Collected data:

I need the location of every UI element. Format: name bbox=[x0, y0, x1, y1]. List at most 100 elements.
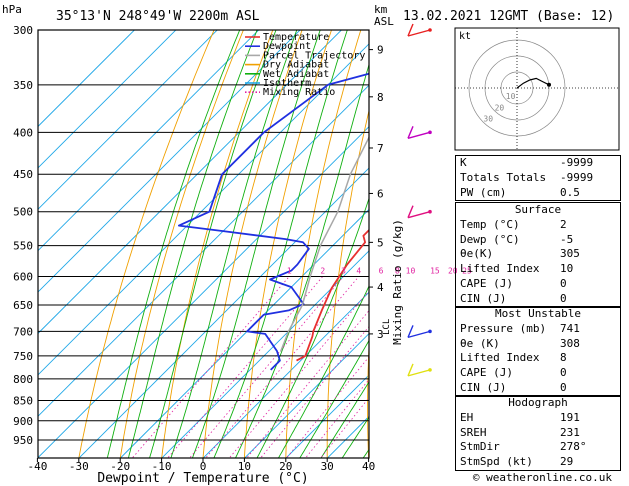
altitude-tick-label: 3 bbox=[377, 328, 384, 341]
altitude-tick-label: 6 bbox=[377, 188, 384, 201]
index-row: K -9999 bbox=[456, 156, 620, 171]
wet-adiabat-lines bbox=[106, 30, 369, 458]
isotherm-line bbox=[38, 30, 218, 210]
index-value: 305 bbox=[560, 247, 580, 261]
legend-entry: Temperature bbox=[263, 32, 329, 43]
wind-barb-staff bbox=[407, 330, 431, 339]
index-row: Totals Totals -9999 bbox=[456, 171, 620, 186]
index-label: CAPE (J) bbox=[460, 276, 513, 290]
wet-adiabat-line bbox=[106, 30, 241, 458]
isotherm-line bbox=[38, 30, 301, 293]
temperature-tick-label: -40 bbox=[27, 460, 47, 473]
index-value: 0.5 bbox=[560, 185, 580, 199]
wet-adiabat-line bbox=[341, 416, 369, 458]
isotherm-line bbox=[38, 30, 260, 252]
index-label: Lifted Index bbox=[460, 351, 540, 365]
isotherm-line bbox=[38, 30, 136, 128]
index-row: CIN (J) 0 bbox=[456, 381, 620, 396]
index-row: CAPE (J) 0 bbox=[456, 277, 620, 292]
wind-barb-staff bbox=[407, 211, 431, 219]
index-label: Dewp (°C) bbox=[460, 232, 520, 246]
isotherm-line bbox=[202, 291, 369, 458]
temperature-tick-label: 30 bbox=[321, 460, 334, 473]
copyright: © weatheronline.co.uk bbox=[473, 471, 612, 484]
dry-adiabat-line bbox=[119, 30, 244, 458]
dewpoint-profile bbox=[178, 72, 369, 371]
indices-top-table: K -9999 Totals Totals -9999 PW (cm) 0.5 bbox=[455, 155, 621, 202]
hodograph-ring-label: 30 bbox=[483, 115, 493, 124]
altitude-tick-label: 7 bbox=[377, 142, 384, 155]
temperature-axis: -40 -30 -20 -10 0 10 20 30 40 bbox=[27, 458, 375, 473]
mixing-ratio-line bbox=[189, 276, 344, 458]
x-axis-title: Dewpoint / Temperature (°C) bbox=[97, 471, 308, 486]
surface-title: Surface bbox=[514, 203, 562, 216]
index-label: θe (K) bbox=[460, 336, 500, 350]
dry-adiabat-lines bbox=[78, 6, 455, 476]
legend-entry: Mixing Ratio bbox=[263, 87, 335, 98]
lcl-label: LCL bbox=[382, 319, 392, 335]
hodograph-trace bbox=[516, 77, 550, 89]
index-value: 231 bbox=[560, 425, 580, 439]
index-label: θe(K) bbox=[460, 247, 494, 261]
index-value: 278° bbox=[560, 440, 587, 454]
altitude-tick-label: 5 bbox=[377, 236, 384, 249]
index-value: 0 bbox=[560, 276, 567, 290]
index-label: Temp (°C) bbox=[460, 217, 520, 231]
index-value: 0 bbox=[560, 291, 567, 305]
dry-adiabat-line bbox=[202, 30, 303, 458]
mixing-ratio-line bbox=[205, 276, 360, 458]
profile-lines bbox=[178, 72, 369, 371]
temperature-tick-label: -20 bbox=[110, 460, 130, 473]
mixing-ratio-line bbox=[228, 290, 369, 458]
isotherm-line bbox=[285, 374, 369, 458]
wet-adiabat-line bbox=[170, 30, 298, 458]
wind-barb-flag bbox=[407, 205, 414, 218]
legend-entry: Isotherm bbox=[263, 78, 311, 89]
km-label: km bbox=[374, 3, 388, 16]
wind-barb-point bbox=[428, 368, 432, 372]
pressure-tick-label: 550 bbox=[13, 240, 33, 253]
temperature-tick-label: -30 bbox=[69, 460, 89, 473]
mixing-ratio-tick-label: 15 bbox=[430, 267, 440, 276]
dry-adiabat-line bbox=[407, 6, 455, 476]
index-label: Totals Totals bbox=[460, 170, 547, 184]
hodograph-frame bbox=[454, 27, 620, 151]
mixing-ratio-line bbox=[246, 309, 369, 458]
index-value: 8 bbox=[560, 351, 567, 365]
altitude-tick-label: 4 bbox=[377, 281, 384, 294]
temperature-tick-label: 40 bbox=[362, 460, 375, 473]
index-value: 2 bbox=[560, 217, 567, 231]
dry-adiabat-line bbox=[161, 30, 274, 458]
wet-adiabat-line bbox=[191, 30, 321, 458]
index-value: 0 bbox=[560, 366, 567, 380]
wet-adiabat-line bbox=[234, 62, 369, 458]
temperature-tick-label: 0 bbox=[200, 460, 207, 473]
index-value: -9999 bbox=[560, 156, 594, 169]
altitude-tick-label: 8 bbox=[377, 91, 384, 104]
pressure-tick-label: 850 bbox=[13, 394, 33, 407]
index-label: SREH bbox=[460, 425, 487, 439]
most-unstable-title: Most Unstable bbox=[494, 307, 582, 320]
wet-adiabat-line bbox=[277, 285, 369, 458]
isotherm-line bbox=[38, 30, 343, 335]
pressure-tick-label: 650 bbox=[13, 299, 33, 312]
index-row: PW (cm) 0.5 bbox=[456, 186, 620, 201]
wet-adiabat-line bbox=[149, 30, 277, 458]
location-title: 35°13'N 248°49'W 2200m ASL bbox=[56, 9, 260, 24]
wind-barb-flag bbox=[407, 325, 414, 338]
mixing-ratio-tick-label: 25 bbox=[462, 267, 472, 276]
pressure-tick-label: 950 bbox=[13, 434, 33, 447]
wind-barbs bbox=[407, 23, 432, 377]
mixing-ratio-tick-label: 6 bbox=[379, 267, 384, 276]
index-row: StmSpd (kt) 29 bbox=[456, 455, 620, 470]
index-label: PW (cm) bbox=[460, 185, 507, 199]
index-row: CIN (J) 0 bbox=[456, 292, 620, 307]
index-row: θe(K) 305 bbox=[456, 247, 620, 262]
wind-barb-point bbox=[428, 209, 432, 214]
wind-barb-staff bbox=[407, 369, 431, 377]
index-label: StmSpd (kt) bbox=[460, 455, 533, 469]
index-value: -5 bbox=[560, 232, 574, 246]
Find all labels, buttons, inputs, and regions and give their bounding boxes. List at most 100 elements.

▶ EXERCISE OBJECTIVE:
Render the collected data above as a numbered list, dropping any blank lines and omitting the pictures.

▶ ANSWER FOR THE TASK:
1. I need the location of every UI element. Format: name bbox=[x0, y0, x1, y1]. List at most 100 elements.
2. altitude-tick-label: 3 bbox=[377, 328, 384, 341]
3. altitude-tick-label: 6 bbox=[377, 188, 384, 201]
4. index-row: K -9999 bbox=[456, 156, 620, 171]
5. wet-adiabat-lines bbox=[106, 30, 369, 458]
6. isotherm-line bbox=[38, 30, 218, 210]
7. index-value: 305 bbox=[560, 247, 580, 261]
8. legend-entry: Temperature bbox=[263, 32, 329, 43]
9. wind-barb-staff bbox=[407, 330, 431, 339]
10. index-row: Totals Totals -9999 bbox=[456, 171, 620, 186]
11. index-label: CAPE (J) bbox=[460, 276, 513, 290]
12. wet-adiabat-line bbox=[106, 30, 241, 458]
13. isotherm-line bbox=[38, 30, 301, 293]
14. temperature-tick-label: -40 bbox=[27, 460, 47, 473]
15. index-value: 0.5 bbox=[560, 185, 580, 199]
16. wet-adiabat-line bbox=[341, 416, 369, 458]
17. isotherm-line bbox=[38, 30, 260, 252]
18. index-label: Lifted Index bbox=[460, 351, 540, 365]
19. isotherm-line bbox=[38, 30, 136, 128]
20. index-row: CIN (J) 0 bbox=[456, 381, 620, 396]
21. index-row: CAPE (J) 0 bbox=[456, 277, 620, 292]
22. wind-barb-staff bbox=[407, 211, 431, 219]
23. index-label: Dewp (°C) bbox=[460, 232, 520, 246]
24. isotherm-line bbox=[202, 291, 369, 458]
25. temperature-tick-label: 30 bbox=[321, 460, 334, 473]
26. copyright: © weatheronline.co.uk bbox=[473, 471, 612, 484]
27. dry-adiabat-line bbox=[119, 30, 244, 458]
28. dewpoint-profile bbox=[178, 72, 369, 371]
29. indices-top-table: K -9999 Totals Totals -9999 PW (cm) 0.5 bbox=[455, 155, 621, 202]
30. hodograph-ring-label: 30 bbox=[483, 115, 493, 124]
31. altitude-tick-label: 7 bbox=[377, 142, 384, 155]
32. temperature-axis: -40 -30 -20 -10 0 10 20 30 40 bbox=[27, 458, 375, 473]
33. mixing-ratio-line bbox=[189, 276, 344, 458]
34. x-axis-title: Dewpoint / Temperature (°C) bbox=[97, 471, 308, 486]
35. surface-title: Surface bbox=[514, 203, 562, 216]
36. index-label: θe (K) bbox=[460, 336, 500, 350]
37. dry-adiabat-lines bbox=[78, 6, 455, 476]
38. legend-entry: Mixing Ratio bbox=[263, 87, 335, 98]
39. lcl-label: LCL bbox=[382, 319, 392, 335]
40. hodograph-trace bbox=[516, 77, 550, 89]
41. index-value: 231 bbox=[560, 425, 580, 439]
42. index-label: θe(K) bbox=[460, 247, 494, 261]
43. index-value: 278° bbox=[560, 440, 587, 454]
44. altitude-tick-label: 5 bbox=[377, 236, 384, 249]
45. index-value: 0 bbox=[560, 276, 567, 290]
46. index-label: Temp (°C) bbox=[460, 217, 520, 231]
47. index-value: 0 bbox=[560, 291, 567, 305]
48. dry-adiabat-line bbox=[202, 30, 303, 458]
49. mixing-ratio-line bbox=[205, 276, 360, 458]
50. profile-lines bbox=[178, 72, 369, 371]
51. temperature-tick-label: -20 bbox=[110, 460, 130, 473]
52. mixing-ratio-line bbox=[228, 290, 369, 458]
53. isotherm-line bbox=[285, 374, 369, 458]
54. wet-adiabat-line bbox=[170, 30, 298, 458]
55. wind-barb-flag bbox=[407, 205, 414, 218]
56. legend-entry: Isotherm bbox=[263, 78, 311, 89]
57. km-label: km bbox=[374, 3, 388, 16]
58. wind-barb-point bbox=[428, 368, 432, 372]
59. pressure-tick-label: 550 bbox=[13, 240, 33, 253]
60. temperature-tick-label: -30 bbox=[69, 460, 89, 473]
61. mixing-ratio-tick-label: 15 bbox=[430, 267, 440, 276]
62. dry-adiabat-line bbox=[407, 6, 455, 476]
63. index-label: Totals Totals bbox=[460, 170, 547, 184]
64. hodograph-frame bbox=[454, 27, 620, 151]
65. mixing-ratio-line bbox=[246, 309, 369, 458]
66. index-value: 8 bbox=[560, 351, 567, 365]
67. altitude-tick-label: 4 bbox=[377, 281, 384, 294]
68. temperature-tick-label: 40 bbox=[362, 460, 375, 473]
69. index-value: 2 bbox=[560, 217, 567, 231]
70. dry-adiabat-line bbox=[161, 30, 274, 458]
71. wet-adiabat-line bbox=[191, 30, 321, 458]
72. index-value: 0 bbox=[560, 366, 567, 380]
73. wet-adiabat-line bbox=[234, 62, 369, 458]
74. temperature-tick-label: 0 bbox=[200, 460, 207, 473]
75. index-value: -9999 bbox=[560, 156, 594, 169]
76. altitude-tick-label: 8 bbox=[377, 91, 384, 104]
77. pressure-tick-label: 850 bbox=[13, 394, 33, 407]
78. index-label: SREH bbox=[460, 425, 487, 439]
79. most-unstable-title: Most Unstable bbox=[494, 307, 582, 320]
80. wet-adiabat-line bbox=[277, 285, 369, 458]
81. isotherm-line bbox=[38, 30, 343, 335]
82. pressure-tick-label: 650 bbox=[13, 299, 33, 312]
83. index-row: PW (cm) 0.5 bbox=[456, 186, 620, 201]
84. wet-adiabat-line bbox=[149, 30, 277, 458]
85. location-title: 35°13'N 248°49'W 2200m ASL bbox=[56, 9, 260, 24]
86. wind-barb-flag bbox=[407, 325, 414, 338]
87. mixing-ratio-tick-label: 25 bbox=[462, 267, 472, 276]
88. pressure-tick-label: 950 bbox=[13, 434, 33, 447]
89. wind-barbs bbox=[407, 23, 432, 377]
90. mixing-ratio-tick-label: 6 bbox=[379, 267, 384, 276]
91. index-row: StmSpd (kt) 29 bbox=[456, 455, 620, 470]
92. index-label: PW (cm) bbox=[460, 185, 507, 199]
93. index-row: CIN (J) 0 bbox=[456, 292, 620, 307]
94. index-row: θe(K) 305 bbox=[456, 247, 620, 262]
95. wind-barb-point bbox=[428, 209, 432, 214]
96. wind-barb-staff bbox=[407, 369, 431, 377]
97. index-label: StmSpd (kt) bbox=[460, 455, 533, 469]
98. index-value: -5 bbox=[560, 232, 574, 246]
99. Find all labels, buttons, inputs, and regions and give their bounding boxes. List at most 100 elements.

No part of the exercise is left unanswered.